▶ _SET PROBLEM_
Quote, verbatim, all material below, without pictures.

▶ _LISTED ENTRIES_
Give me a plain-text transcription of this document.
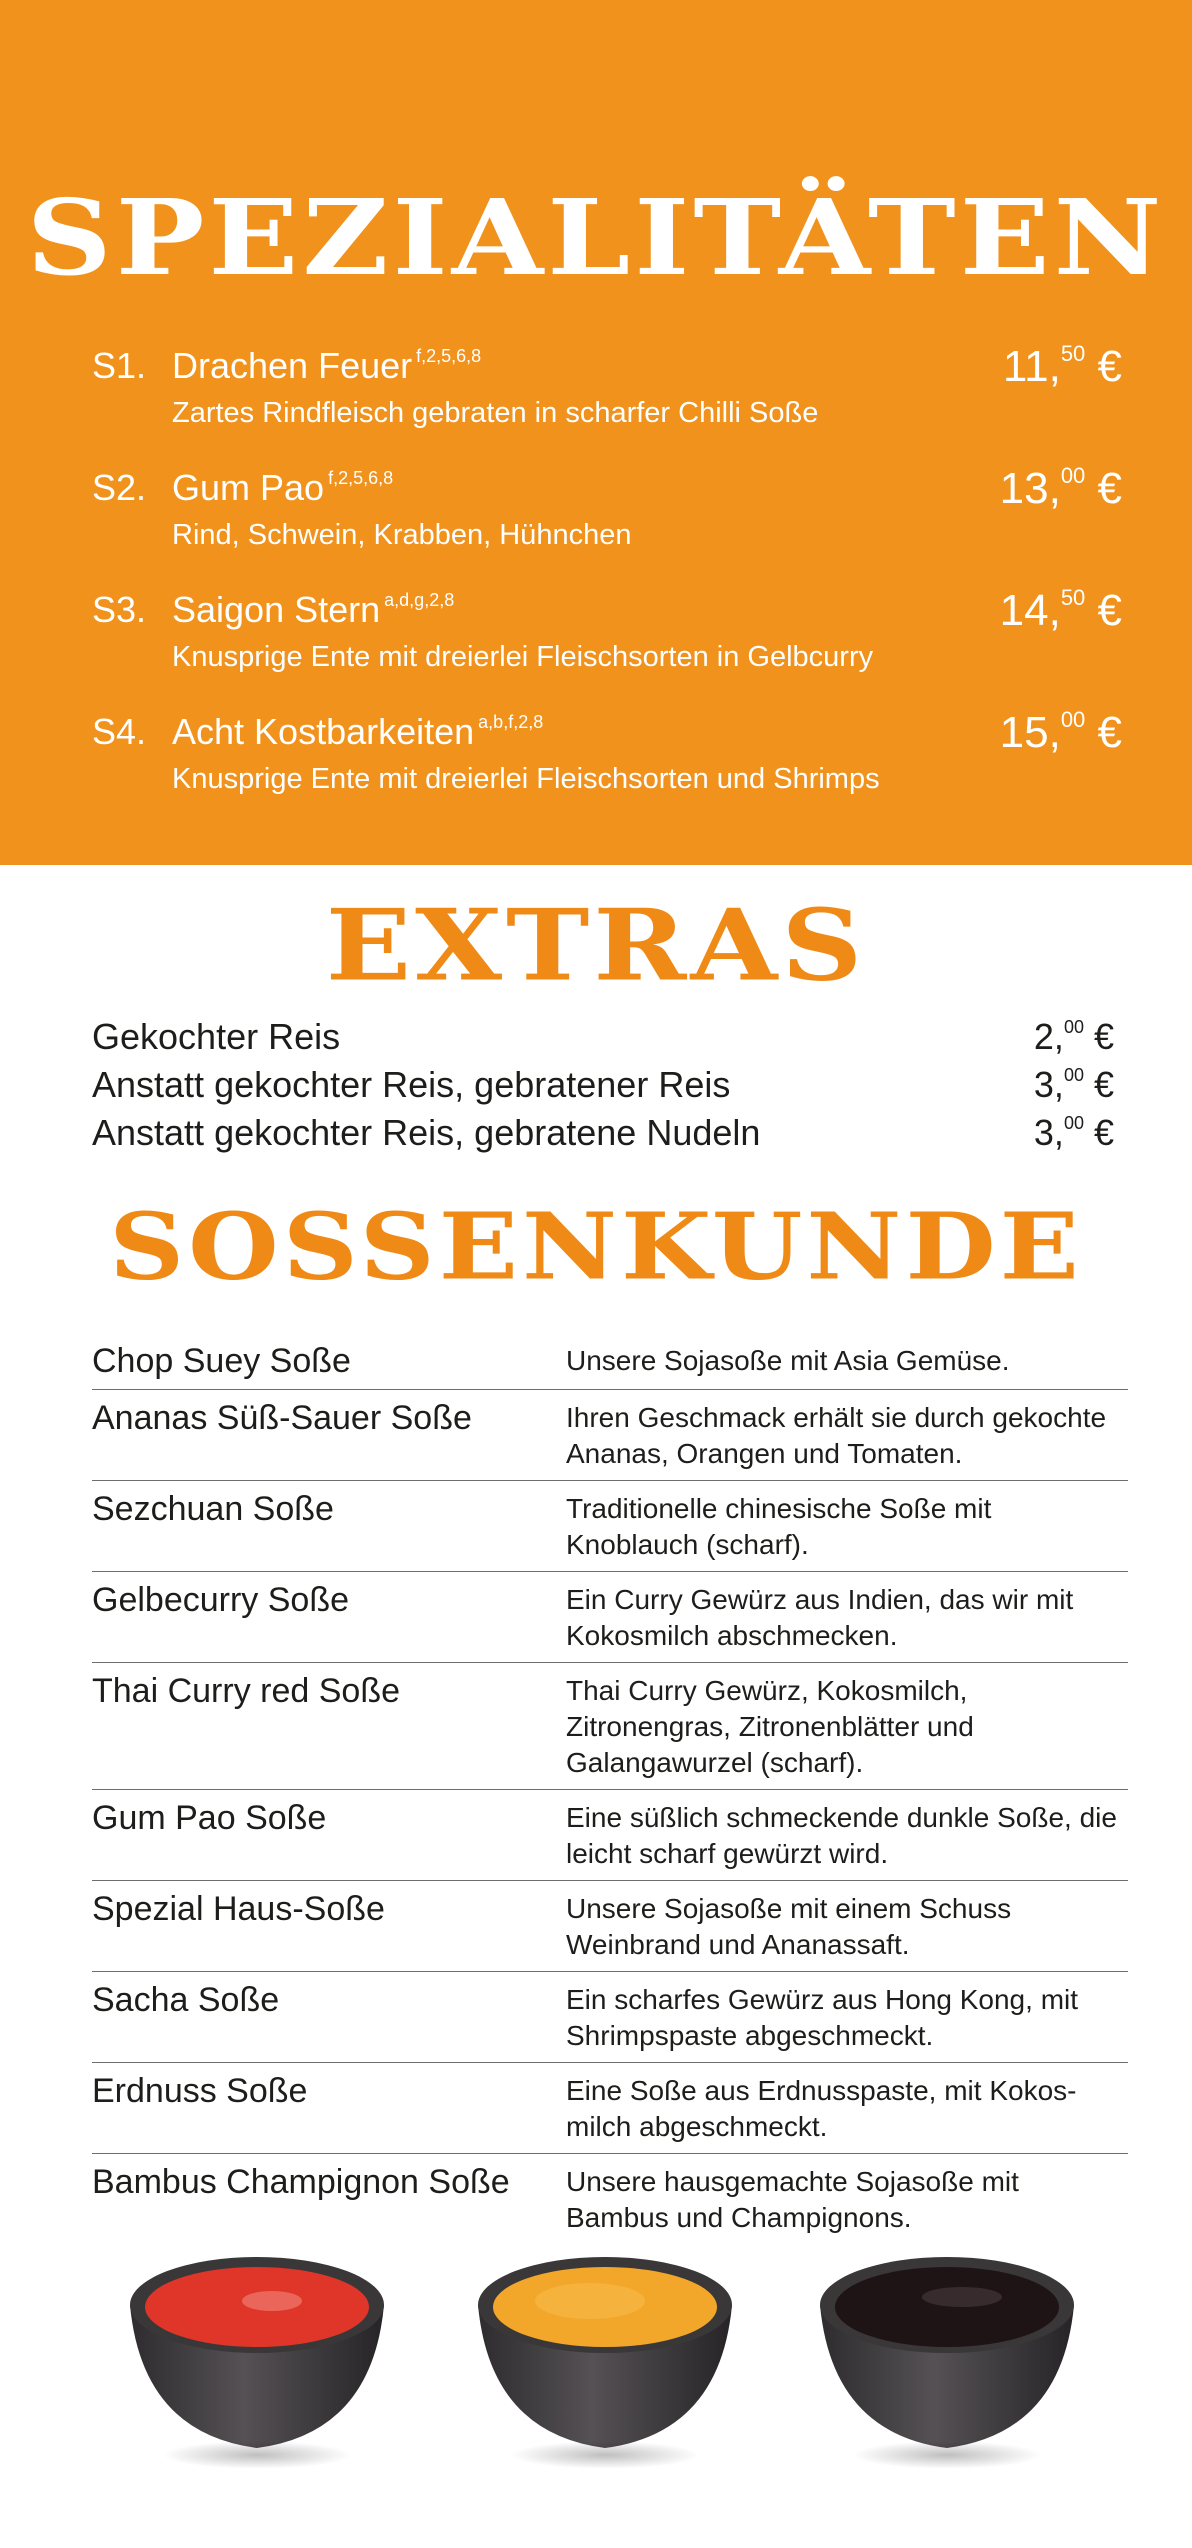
SPEZIALITÄTEN
S1. Drachen Feuer $^{f,2,5,6,8}$
Zartes Rindfleisch gebraten in scharfer Chilli Soße
11,50 €
S2. Gum Pao $^{f,2,5,6,8}$
Rind, Schwein, Krabben, Hühnchen
13,00 €
S3. Saigon Stern $^{a,d,g,2,8}$
Knusprige Ente mit dreierlei Fleischsorten in Gelbcurry
14,50 €
S4. Acht Kostbarkeiten $^{a,b,f,2,8}$
Knusprige Ente mit dreierlei Fleischsorten und Shrimps
15,00 €
EXTRAS
Gekochter Reis	2,00 €
Anstatt gekochter Reis, gebratener Reis	3,00 €
Anstatt gekochter Reis, gebratene Nudeln	3,00 €
SOSSENKUNDE
Chop Suey Soße	Unsere Sojasoße mit Asia Gemüse.
Ananas Süß-Sauer Soße	Ihren Geschmack erhält sie durch gekochte Ananas, Orangen und Tomaten.
Sezchuan Soße	Traditionelle chinesische Soße mit Knoblauch (scharf).
Gelbecurry Soße	Ein Curry Gewürz aus Indien, das wir mit Kokosmilch abschmecken.
Thai Curry red Soße	Thai Curry Gewürz, Kokosmilch, Zitronengras, Zitronenblätter und Galangawurzel (scharf).
Gum Pao Soße	Eine süßlich schmeckende dunkle Soße, die leicht scharf gewürzt wird.
Spezial Haus-Soße	Unsere Sojasoße mit einem Schuss Weinbrand und Ananassaft.
Sacha Soße	Ein scharfes Gewürz aus Hong Kong, mit Shrimpspaste abgeschmeckt.
Erdnuss Soße	Eine Soße aus Erdnusspaste, mit Kokos-milch abgeschmeckt.
Bambus Champignon Soße	Unsere hausgemachte Sojasoße mit Bambus und Champignons.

▶ _OUTPUT FOR THIS EXERCISE_
Give me a plain-text transcription of this document.
SPEZIALITÄTEN
S1. Drachen Feuer $^{f,2,5,6,8}$
Zartes Rindfleisch gebraten in scharfer Chilli Soße
11,50 €
S2. Gum Pao $^{f,2,5,6,8}$
Rind, Schwein, Krabben, Hühnchen
13,00 €
S3. Saigon Stern $^{a,d,g,2,8}$
Knusprige Ente mit dreierlei Fleischsorten in Gelbcurry
14,50 €
S4. Acht Kostbarkeiten $^{a,b,f,2,8}$
Knusprige Ente mit dreierlei Fleischsorten und Shrimps
15,00 €
EXTRAS
Gekochter Reis	2,00 €
Anstatt gekochter Reis, gebratener Reis	3,00 €
Anstatt gekochter Reis, gebratene Nudeln	3,00 €
SOSSENKUNDE
Chop Suey Soße	Unsere Sojasoße mit Asia Gemüse.
Ananas Süß-Sauer Soße	Ihren Geschmack erhält sie durch gekochte Ananas, Orangen und Tomaten.
Sezchuan Soße	Traditionelle chinesische Soße mit Knoblauch (scharf).
Gelbecurry Soße	Ein Curry Gewürz aus Indien, das wir mit Kokosmilch abschmecken.
Thai Curry red Soße	Thai Curry Gewürz, Kokosmilch, Zitronengras, Zitronenblätter und Galangawurzel (scharf).
Gum Pao Soße	Eine süßlich schmeckende dunkle Soße, die leicht scharf gewürzt wird.
Spezial Haus-Soße	Unsere Sojasoße mit einem Schuss Weinbrand und Ananassaft.
Sacha Soße	Ein scharfes Gewürz aus Hong Kong, mit Shrimpspaste abgeschmeckt.
Erdnuss Soße	Eine Soße aus Erdnusspaste, mit Kokos-milch abgeschmeckt.
Bambus Champignon Soße	Unsere hausgemachte Sojasoße mit Bambus und Champignons.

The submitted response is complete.